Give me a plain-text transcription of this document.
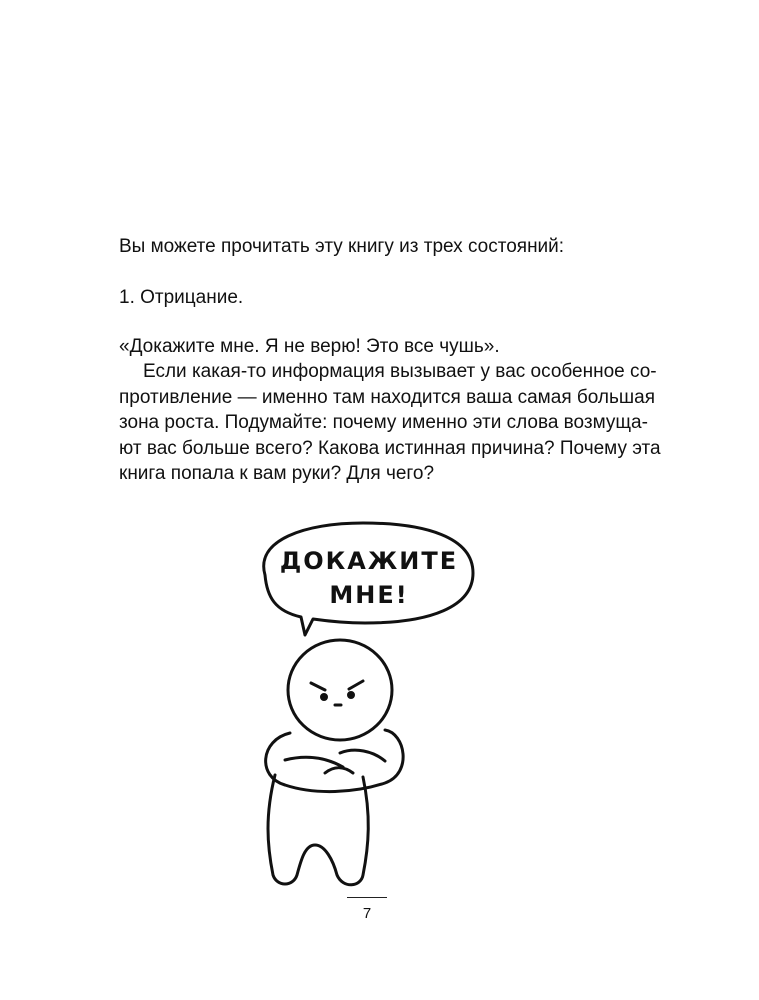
Вы можете прочитать эту книгу из трех состояний:
1. Отрицание.
«Докажите мне. Я не верю! Это все чушь».
Если какая-то информация вызывает у вас особенное со-
противление — именно там находится ваша самая большая
зона роста. Подумайте: почему именно эти слова возмуща-
ют вас больше всего? Какова истинная причина? Почему эта
книга попала к вам руки? Для чего?
ДОКАЖИТЕ
МНЕ!
7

============================================================

SET EXERCISE ▸
Search the data for "именно". Copy every matching line.

SOLUTION FOR THIS PROBLEM ▸
противление — именно там находится ваша самая большая
зона роста. Подумайте: почему именно эти слова возмуща-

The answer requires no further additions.